▸ **DOCUMENT SECTION**:
▬▬▬
All it takes is a single concept – something you’ve not thought or heard before.  Take note – this is a delicate and crucial time in the clockwork of your escape!  Do not let that concept simply fade away as you are distracted by the next mind-numbing diversion that drifts upon you from the mill of collective mundanity.  Nurture that embryonic thought, feed it with research and water it with conjecture.  Allow it to place roots in your mind, so strong that it will not be scoured from your consciousness by the next brisk breeze of life.  Grow it stout and tall until it bears fruit.  And as it expands, it will poke out through one of the cracks in your cage and you will find that your tale has begun to grow again.

But tales are not self-sustaining, they must be exercised regularly if they are to become and remain the rudder of your life course.  This can only be accomplished by putting them into action – wagging your thoughts.  And you do this just as when you were a child – you run excitedly to your loved ones and friends to tell them of your wonderful new experience or discovery.

You can do this in fiction.  You can do it in fact.  You can do it in music or pictures or words.  You will find that it quickly burns within you – an intensity of life you had either forgotten or perhaps not ever experienced.  And the more your engage it, the more brightly it shines, as do you.

And finally, when you are a self-starting engine of creativity, when life has become both raw and meaningful again, perhaps you will take a moment to cast a life line to another who is still not wholly beyond hope.  A life line such as this article I’m throwing to you.  But, for the love of God, don’t just post a link to this or simply “like” it without any original comments of your own, or you may be truly lost and doomed to remain one of the Drudge People forever….

Melanie Anne Phillips

How Can You Teach Writing When You Speak In Jargon?

I recently received the following note as a response to the writing tips newsletter I publish:

How do you think you going to learn how to be a teacher when you talk in jargon?

What is structure?
What is a protagonist?
What is Narrative?
What is a Log line?
What is truth when none exist?

We live in a world where truth is what every Malcolm Turnbulll says it is.

Regards, Len

My response:

Well, I’ll tell you, Len. Here’s how I have managed to teach for the last 25 years. First, I don’t try to put everything I know into one single article. In fact, I have an article called “What is Narrative” and one called “What is structure” and one called “What is a protagonist” and a whole series of articles on truth (both capital “T” and small “t,” ranging from David Hume’s definition through the Tao.

And also, one cannot always write for beginners and define everything nor can one always write for advanced students and define nothing. Since both levels of experience are present in the 16,000 folks who follow my newsletter, I try to include articles over the whole range of levels, if not in every newsletter, at least over the span of a few issues.

But since you asked, here are some answers to your specific questions, just for you:

What is narrative?

Narrative is our attempt to see our problems from all useful angles so that we might better understand how a specific situation operates and how best to maximize it to what we’d like it to become. When we documented that approach that we all use intuitively into the conventions of storytelling, we called it narrative. And nowadays, we turn our understanding of how we explore a situation to find the greatest meaning (narrative) back to the the real world so that we might understand our selves, our roles in society, and how others interact, and how they might behave in the future. Of course, that’s just an opening paragraph for a full exploration of the topic.

What is a protagonist?
▬▬▬
Saved entries
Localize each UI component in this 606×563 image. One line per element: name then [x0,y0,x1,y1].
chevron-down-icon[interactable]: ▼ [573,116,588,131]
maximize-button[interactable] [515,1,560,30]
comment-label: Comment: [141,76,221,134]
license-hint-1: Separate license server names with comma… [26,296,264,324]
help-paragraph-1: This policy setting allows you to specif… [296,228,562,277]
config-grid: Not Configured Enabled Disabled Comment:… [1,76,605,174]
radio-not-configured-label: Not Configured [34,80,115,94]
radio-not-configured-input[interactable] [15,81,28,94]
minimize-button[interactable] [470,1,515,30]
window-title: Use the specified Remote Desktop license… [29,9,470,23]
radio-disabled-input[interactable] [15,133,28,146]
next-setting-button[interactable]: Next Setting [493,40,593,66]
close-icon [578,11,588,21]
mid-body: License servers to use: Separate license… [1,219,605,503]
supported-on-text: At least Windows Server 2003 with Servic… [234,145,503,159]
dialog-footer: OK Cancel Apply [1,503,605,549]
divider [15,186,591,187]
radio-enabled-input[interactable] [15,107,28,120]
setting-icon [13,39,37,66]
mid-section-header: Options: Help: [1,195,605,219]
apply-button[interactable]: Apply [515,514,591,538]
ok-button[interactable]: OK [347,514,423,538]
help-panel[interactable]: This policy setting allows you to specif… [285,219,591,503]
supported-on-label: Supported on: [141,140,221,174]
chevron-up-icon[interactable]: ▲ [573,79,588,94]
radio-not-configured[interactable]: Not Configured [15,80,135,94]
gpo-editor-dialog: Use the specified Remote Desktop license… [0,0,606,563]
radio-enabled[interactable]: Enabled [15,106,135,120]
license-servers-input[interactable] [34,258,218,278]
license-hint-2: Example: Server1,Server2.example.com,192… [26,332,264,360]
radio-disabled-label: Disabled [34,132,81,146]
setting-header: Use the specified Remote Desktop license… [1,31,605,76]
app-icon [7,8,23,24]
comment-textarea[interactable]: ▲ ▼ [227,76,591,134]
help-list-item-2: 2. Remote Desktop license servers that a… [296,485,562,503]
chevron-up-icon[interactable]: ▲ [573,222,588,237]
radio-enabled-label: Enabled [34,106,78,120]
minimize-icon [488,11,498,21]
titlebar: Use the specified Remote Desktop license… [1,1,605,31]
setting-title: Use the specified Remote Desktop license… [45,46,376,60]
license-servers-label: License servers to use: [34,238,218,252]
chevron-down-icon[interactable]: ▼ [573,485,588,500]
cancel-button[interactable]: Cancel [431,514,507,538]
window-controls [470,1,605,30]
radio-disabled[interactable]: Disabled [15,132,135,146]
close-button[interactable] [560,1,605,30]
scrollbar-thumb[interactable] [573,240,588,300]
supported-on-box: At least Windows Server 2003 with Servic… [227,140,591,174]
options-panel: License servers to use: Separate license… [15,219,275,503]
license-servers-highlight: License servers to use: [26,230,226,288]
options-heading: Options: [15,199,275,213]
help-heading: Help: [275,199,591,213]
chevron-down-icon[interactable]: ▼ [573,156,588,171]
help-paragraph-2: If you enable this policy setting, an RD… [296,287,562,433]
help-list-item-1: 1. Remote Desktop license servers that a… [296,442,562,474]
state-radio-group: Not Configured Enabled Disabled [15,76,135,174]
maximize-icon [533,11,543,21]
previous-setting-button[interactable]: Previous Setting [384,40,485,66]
▬▬▬
▸ **TASK TO COMPLETE**: Write the next part of the piece on teaching writing without jargon, carrying on from its final line.

▸ **WRITTEN ANSWER**:
A protagonist is an archetypal character, which means that it is a character who represents a fundamental human quality, in this case, our initiative – our motivation to move forward and affect change in our lives. In a story, the protagonist is the primer mover of the effort to achieve the story’s goal. The protagonist is often mistaken as being the main character, but the main character in a story is the one who grapples with the personal issue at the heart of the story’s message – like Scrooge in “A Christmas Carol.” The reader or audience tends to stand in the shoes of the main character, or at least to look over their shoulder, and the passionate side of the story seems to revolve around them. When you give the job of protagonist AND main character to the same person in your story, you end up with the typical “hero” who fulfills both roles. But, those two aspects of structure don’t have to always go together. For example, in the book (and movie version) of To Kill A Mockingbird, Atticus Finch (the Gregory Peck part in the movie) is the protagonist, trying to get a fair trial for the black man accused of raping a white girl in the 1930s South. But the main character is Finch’s young daughter Scout, as we see this story of prejudice through her eyes, and she must grapple with her own prejudice against the local Boogey Man, “Boo” Radley, who she has judged without having any direct interaction with him, in parallel to the prejudice of the towns people against the man on trial.

What is structure?

Structure (narrative structure specifically) is built from a number of story points that appear in every complete story, such as a Goal or a moment at which the main character will either change their long-held view of how to solve their problems to adopt a different approach or will hold onto their resolve and remain steadfast in their outlook. Consider a Rubik’s cube in which there are only 27 pieces yet by moving them around, it creates more than forty trillion trillion combinations. Still, this is not without form. In a Rubik’s cube, corner pieces always remain corner pieces, no matter how you twist it. So, it always remains a cube. This creates form without formula, and that is what narrative structure does as well.

What is a Log Line?

I believe I actually defined this one right in the newsletter… A log line is a one-sentence description of what your story is about. It defines the core of your story and is useful in keeping your story focused on its essence as you write.

What is truth?

You ask what is truth when none exist? Well, if you had read my article on truth, you would know that your question is actually what the article is about. It describes the relationship of subjectivism to objectivism, and how each can only see a part of the complete picture. It wades in to deeper water with a philosophical discussion, but then turns practical with an exploration of how the search for truth (asking the question, what is truth?) is the essence of a character’s dilemma in not know for sure the best way to respond in a given situation.

Summing up, whether it is Malcolm Turnbull or Donald Trump, we all have our self-purported truth-sayers. But simply labelling something as the truth does not make it so, no matter how much a person wants it to be or believes it to be. In fact, as they say in the East, “The Tao that can be spoken is not the Eternal Tao,” which means (for our purposes), that you can’t step into the same river once. Or, less cryptically, there is no truth that can be fully defined.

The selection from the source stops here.